#### [Data supplied]
'''

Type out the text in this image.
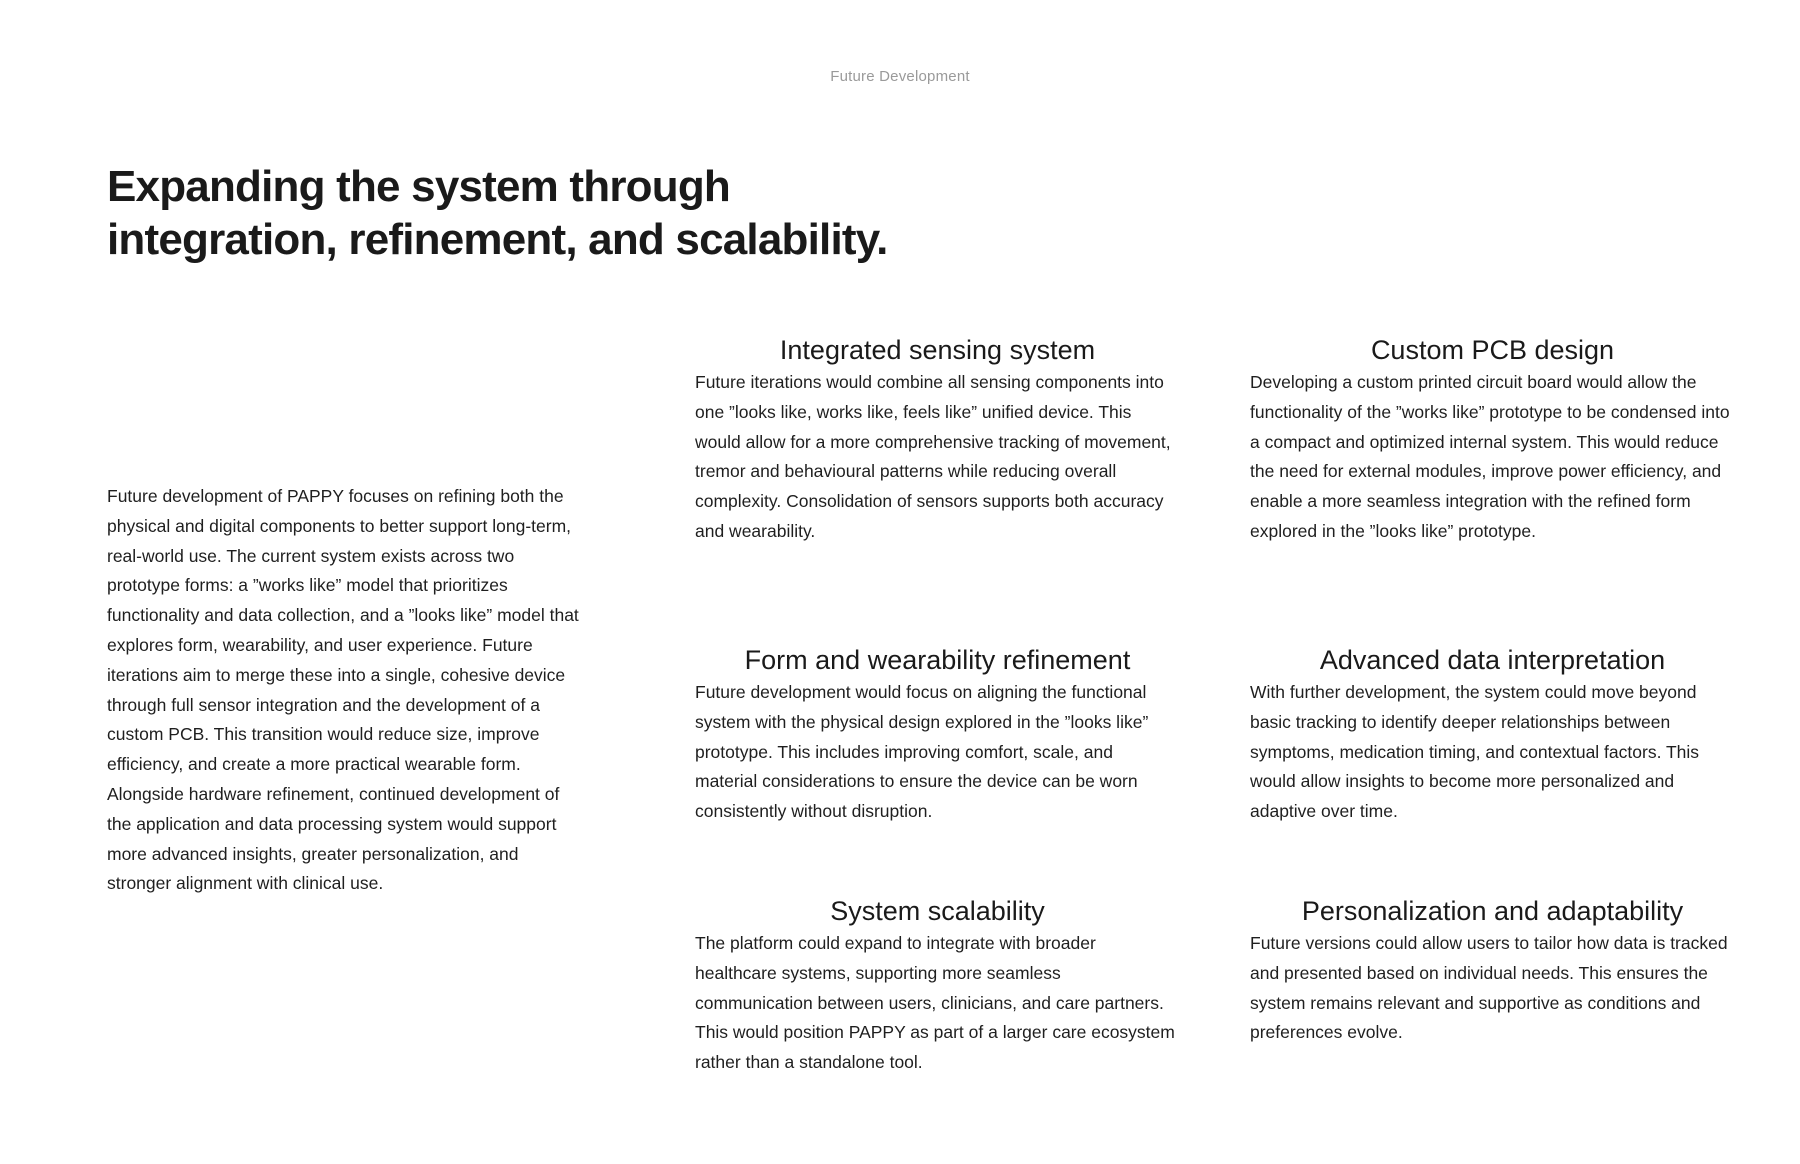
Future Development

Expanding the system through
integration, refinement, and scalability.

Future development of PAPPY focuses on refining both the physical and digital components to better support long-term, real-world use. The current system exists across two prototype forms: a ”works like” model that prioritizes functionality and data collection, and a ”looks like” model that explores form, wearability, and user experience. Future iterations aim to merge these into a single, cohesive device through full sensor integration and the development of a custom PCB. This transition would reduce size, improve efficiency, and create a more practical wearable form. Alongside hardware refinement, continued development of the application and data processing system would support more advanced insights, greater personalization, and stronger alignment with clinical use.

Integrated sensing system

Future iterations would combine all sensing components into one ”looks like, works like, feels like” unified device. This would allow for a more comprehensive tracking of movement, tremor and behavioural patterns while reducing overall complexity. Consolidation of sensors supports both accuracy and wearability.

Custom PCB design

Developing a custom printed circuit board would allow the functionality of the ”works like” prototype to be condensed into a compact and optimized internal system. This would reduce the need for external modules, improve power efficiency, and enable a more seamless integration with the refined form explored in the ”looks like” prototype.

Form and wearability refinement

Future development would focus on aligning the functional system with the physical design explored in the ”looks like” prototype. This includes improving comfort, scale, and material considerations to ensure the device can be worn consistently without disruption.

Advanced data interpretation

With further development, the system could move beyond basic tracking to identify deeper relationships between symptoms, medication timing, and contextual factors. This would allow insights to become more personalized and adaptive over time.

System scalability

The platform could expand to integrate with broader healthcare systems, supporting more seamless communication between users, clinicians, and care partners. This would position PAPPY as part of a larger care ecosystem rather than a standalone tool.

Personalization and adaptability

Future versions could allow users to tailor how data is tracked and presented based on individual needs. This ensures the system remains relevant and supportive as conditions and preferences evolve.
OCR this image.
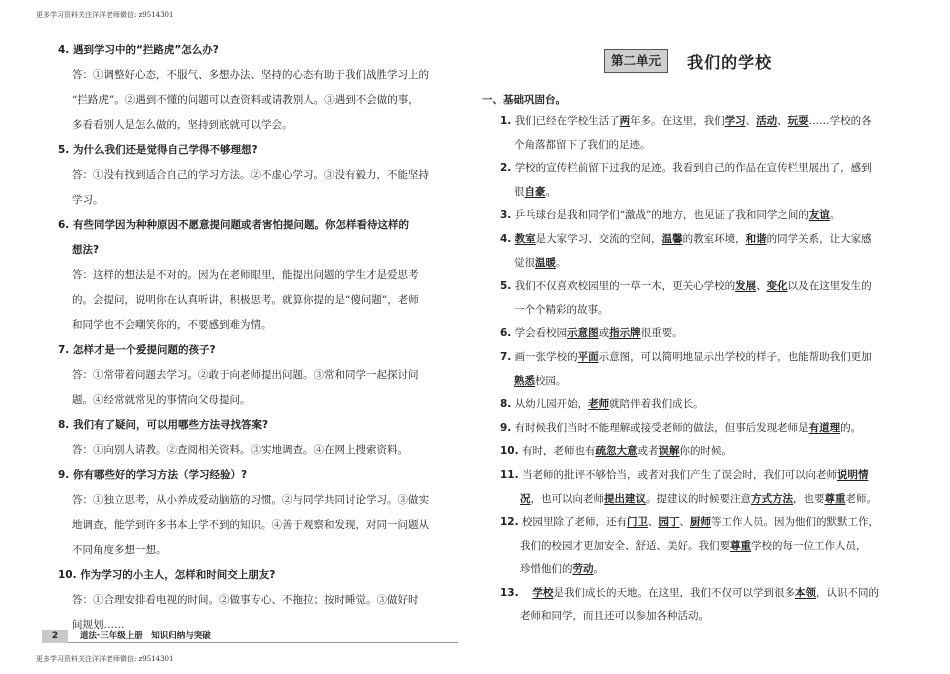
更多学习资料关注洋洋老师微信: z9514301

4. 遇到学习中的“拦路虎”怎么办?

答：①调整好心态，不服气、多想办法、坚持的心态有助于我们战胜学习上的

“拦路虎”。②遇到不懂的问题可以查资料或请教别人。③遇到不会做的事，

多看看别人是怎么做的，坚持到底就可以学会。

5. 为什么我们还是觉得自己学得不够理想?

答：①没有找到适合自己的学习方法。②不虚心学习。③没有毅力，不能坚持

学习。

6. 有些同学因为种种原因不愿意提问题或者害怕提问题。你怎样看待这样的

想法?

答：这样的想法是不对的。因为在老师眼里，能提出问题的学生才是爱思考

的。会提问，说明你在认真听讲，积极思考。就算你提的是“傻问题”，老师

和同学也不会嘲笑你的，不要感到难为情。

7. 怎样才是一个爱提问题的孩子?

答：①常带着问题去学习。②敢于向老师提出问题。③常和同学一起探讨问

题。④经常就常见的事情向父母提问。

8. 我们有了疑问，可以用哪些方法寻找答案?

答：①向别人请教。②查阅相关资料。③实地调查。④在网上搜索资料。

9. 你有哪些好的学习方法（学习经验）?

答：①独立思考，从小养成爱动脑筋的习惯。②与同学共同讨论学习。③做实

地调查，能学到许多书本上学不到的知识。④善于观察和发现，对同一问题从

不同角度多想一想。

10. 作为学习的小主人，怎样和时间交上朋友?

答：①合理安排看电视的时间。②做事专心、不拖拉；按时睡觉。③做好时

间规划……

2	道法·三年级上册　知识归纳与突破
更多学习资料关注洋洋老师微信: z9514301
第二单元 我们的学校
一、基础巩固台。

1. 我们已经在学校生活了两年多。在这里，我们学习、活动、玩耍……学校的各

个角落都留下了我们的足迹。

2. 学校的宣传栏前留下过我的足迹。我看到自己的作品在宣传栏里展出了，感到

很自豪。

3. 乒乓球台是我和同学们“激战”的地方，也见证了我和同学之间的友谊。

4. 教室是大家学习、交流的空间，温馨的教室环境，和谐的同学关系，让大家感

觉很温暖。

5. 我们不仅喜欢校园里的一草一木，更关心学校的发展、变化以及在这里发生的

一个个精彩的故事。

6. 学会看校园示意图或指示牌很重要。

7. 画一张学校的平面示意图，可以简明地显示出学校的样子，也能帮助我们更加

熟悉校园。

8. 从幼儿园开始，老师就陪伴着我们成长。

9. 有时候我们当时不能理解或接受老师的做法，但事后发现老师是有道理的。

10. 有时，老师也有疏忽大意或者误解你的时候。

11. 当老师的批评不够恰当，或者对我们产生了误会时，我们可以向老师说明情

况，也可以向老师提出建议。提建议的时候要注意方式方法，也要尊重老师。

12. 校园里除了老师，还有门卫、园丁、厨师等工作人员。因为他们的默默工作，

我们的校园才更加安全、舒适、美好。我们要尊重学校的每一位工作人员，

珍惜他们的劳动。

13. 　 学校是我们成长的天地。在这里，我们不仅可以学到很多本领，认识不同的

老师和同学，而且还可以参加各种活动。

'''

#### [Exercise description]
In the records above, how many lines hold the string "could"? Reply with only the number.

#### [Full solution]
3